--- begin ---

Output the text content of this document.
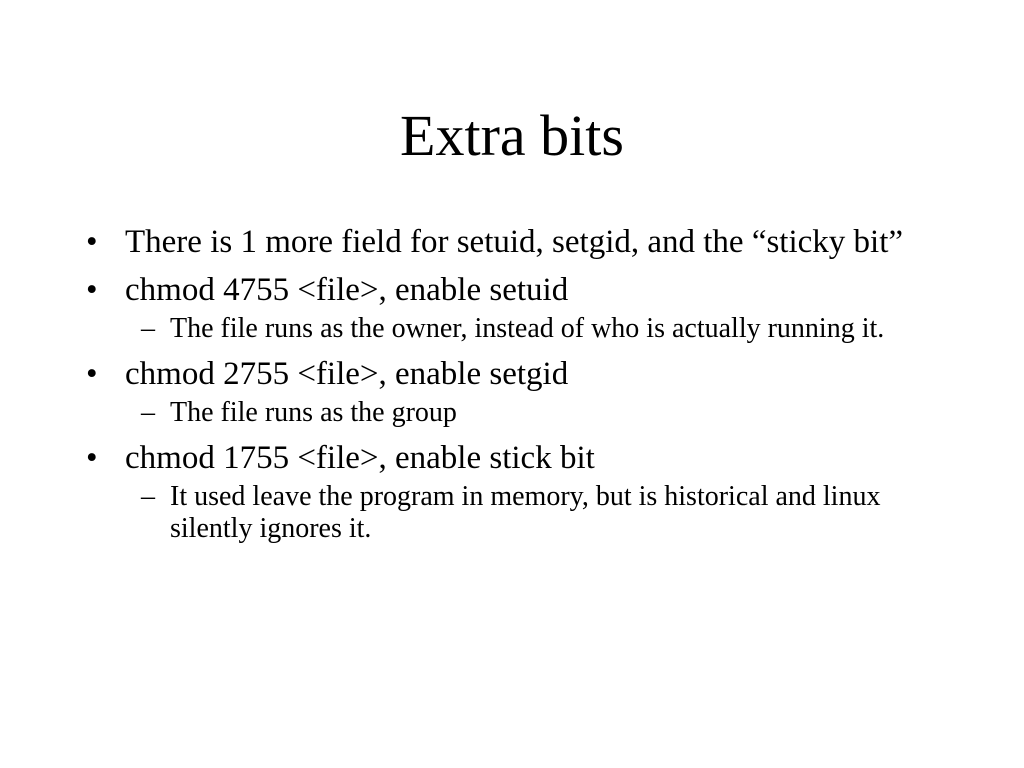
Extra bits
• There is 1 more field for setuid, setgid, and the “sticky bit”
• chmod 4755 <file>, enable setuid
– The file runs as the owner, instead of who is actually running it.
• chmod 2755 <file>, enable setgid
– The file runs as the group
• chmod 1755 <file>, enable stick bit
– It used leave the program in memory, but is historical and linux silently ignores it.
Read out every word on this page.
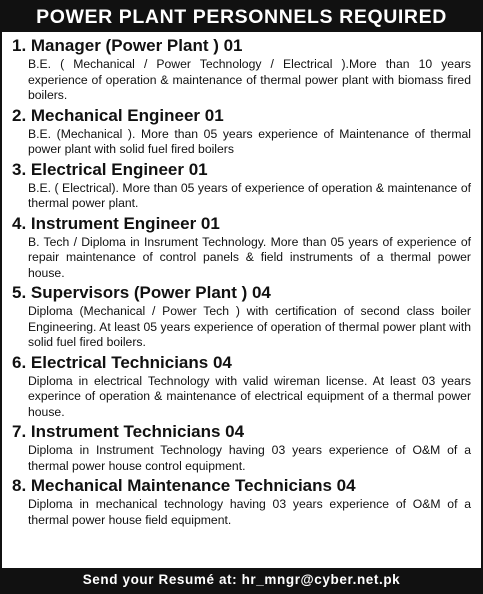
POWER PLANT PERSONNELS REQUIRED
1. Manager (Power Plant ) 01
B.E. ( Mechanical / Power Technology / Electrical ).More than 10 years experience of operation & maintenance of thermal power plant with biomass fired boilers.
2. Mechanical Engineer 01
B.E. (Mechanical ). More than 05 years experience of Maintenance of thermal power plant with solid fuel fired boilers
3. Electrical Engineer 01
B.E. ( Electrical). More than 05 years of experience of operation & maintenance of thermal power plant.
4. Instrument Engineer 01
B. Tech / Diploma in Insrument Technology. More than 05 years of experience of repair maintenance of control panels & field instruments of a thermal power house.
5. Supervisors (Power Plant ) 04
Diploma (Mechanical / Power Tech ) with certification of second class boiler Engineering. At least 05 years experience of operation of thermal power plant with solid fuel fired boilers.
6. Electrical Technicians 04
Diploma in electrical Technology with valid wireman license. At least 03 years experince of operation & maintenance of electrical equipment of a thermal power house.
7. Instrument Technicians 04
Diploma in Instrument Technology having 03 years experience of O&M of a thermal power house control equipment.
8. Mechanical Maintenance Technicians 04
Diploma in mechanical technology having 03 years experience of O&M of a thermal power house field equipment.
Send your Resumé at: hr_mngr@cyber.net.pk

--- end ---

Give an exact copy of the material, leaving out every picture.

§ Answer to the exercise
Output the text content of this document.
Extra bits
• There is 1 more field for setuid, setgid, and the “sticky bit”
• chmod 4755 <file>, enable setuid
– The file runs as the owner, instead of who is actually running it.
• chmod 2755 <file>, enable setgid
– The file runs as the group
• chmod 1755 <file>, enable stick bit
– It used leave the program in memory, but is historical and linux silently ignores it.
Read out every word on this page.
POWER PLANT PERSONNELS REQUIRED
1. Manager (Power Plant ) 01
B.E. ( Mechanical / Power Technology / Electrical ).More than 10 years experience of operation & maintenance of thermal power plant with biomass fired boilers.
2. Mechanical Engineer 01
B.E. (Mechanical ). More than 05 years experience of Maintenance of thermal power plant with solid fuel fired boilers
3. Electrical Engineer 01
B.E. ( Electrical). More than 05 years of experience of operation & maintenance of thermal power plant.
4. Instrument Engineer 01
B. Tech / Diploma in Insrument Technology. More than 05 years of experience of repair maintenance of control panels & field instruments of a thermal power house.
5. Supervisors (Power Plant ) 04
Diploma (Mechanical / Power Tech ) with certification of second class boiler Engineering. At least 05 years experience of operation of thermal power plant with solid fuel fired boilers.
6. Electrical Technicians 04
Diploma in electrical Technology with valid wireman license. At least 03 years experince of operation & maintenance of electrical equipment of a thermal power house.
7. Instrument Technicians 04
Diploma in Instrument Technology having 03 years experience of O&M of a thermal power house control equipment.
8. Mechanical Maintenance Technicians 04
Diploma in mechanical technology having 03 years experience of O&M of a thermal power house field equipment.
Send your Resumé at: hr_mngr@cyber.net.pk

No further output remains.